### Problem
Exclude the pictures and retype the entries as written.

### Entries provided
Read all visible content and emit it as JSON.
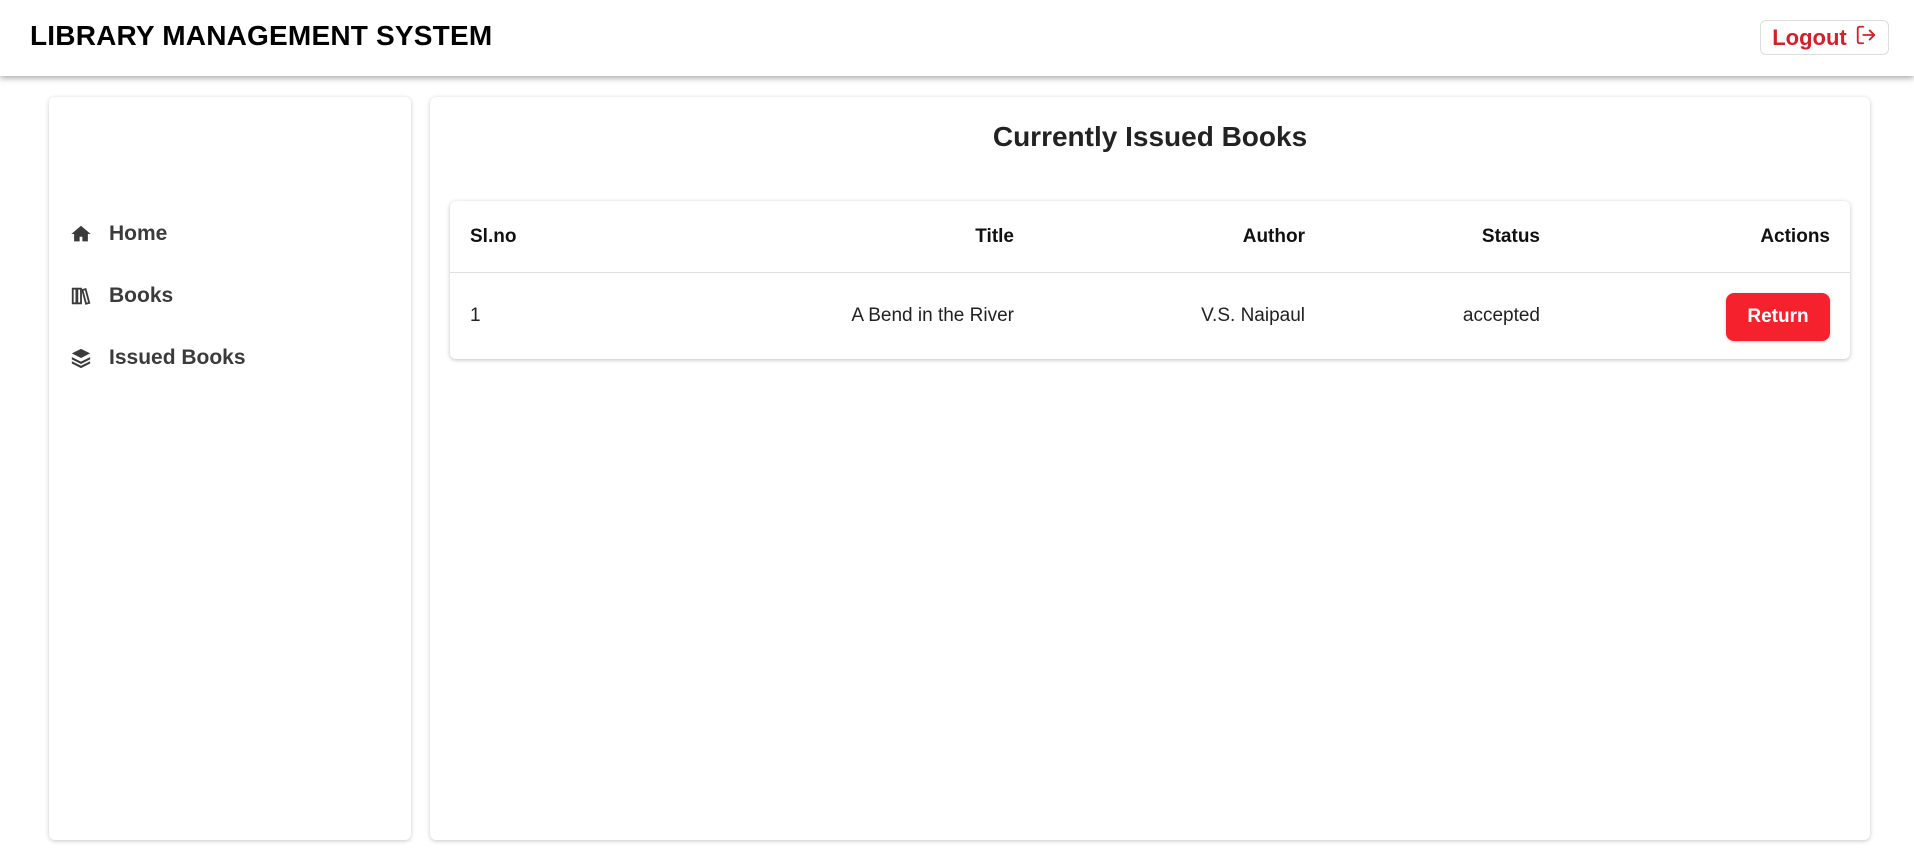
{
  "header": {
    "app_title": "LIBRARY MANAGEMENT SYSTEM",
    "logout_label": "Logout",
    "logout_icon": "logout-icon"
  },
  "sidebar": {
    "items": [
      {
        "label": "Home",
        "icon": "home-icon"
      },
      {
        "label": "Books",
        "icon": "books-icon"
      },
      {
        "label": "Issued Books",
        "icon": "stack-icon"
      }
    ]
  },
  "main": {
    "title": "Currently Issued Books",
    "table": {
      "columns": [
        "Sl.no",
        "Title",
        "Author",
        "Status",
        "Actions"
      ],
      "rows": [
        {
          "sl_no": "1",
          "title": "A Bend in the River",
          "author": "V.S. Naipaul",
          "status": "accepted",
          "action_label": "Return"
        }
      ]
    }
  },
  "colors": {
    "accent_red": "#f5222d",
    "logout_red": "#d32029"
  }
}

### Result of the task
Read all visible content and emit it as JSON.
{
  "header": {
    "app_title": "LIBRARY MANAGEMENT SYSTEM",
    "logout_label": "Logout",
    "logout_icon": "logout-icon"
  },
  "sidebar": {
    "items": [
      {
        "label": "Home",
        "icon": "home-icon"
      },
      {
        "label": "Books",
        "icon": "books-icon"
      },
      {
        "label": "Issued Books",
        "icon": "stack-icon"
      }
    ]
  },
  "main": {
    "title": "Currently Issued Books",
    "table": {
      "columns": [
        "Sl.no",
        "Title",
        "Author",
        "Status",
        "Actions"
      ],
      "rows": [
        {
          "sl_no": "1",
          "title": "A Bend in the River",
          "author": "V.S. Naipaul",
          "status": "accepted",
          "action_label": "Return"
        }
      ]
    }
  },
  "colors": {
    "accent_red": "#f5222d",
    "logout_red": "#d32029"
  }
}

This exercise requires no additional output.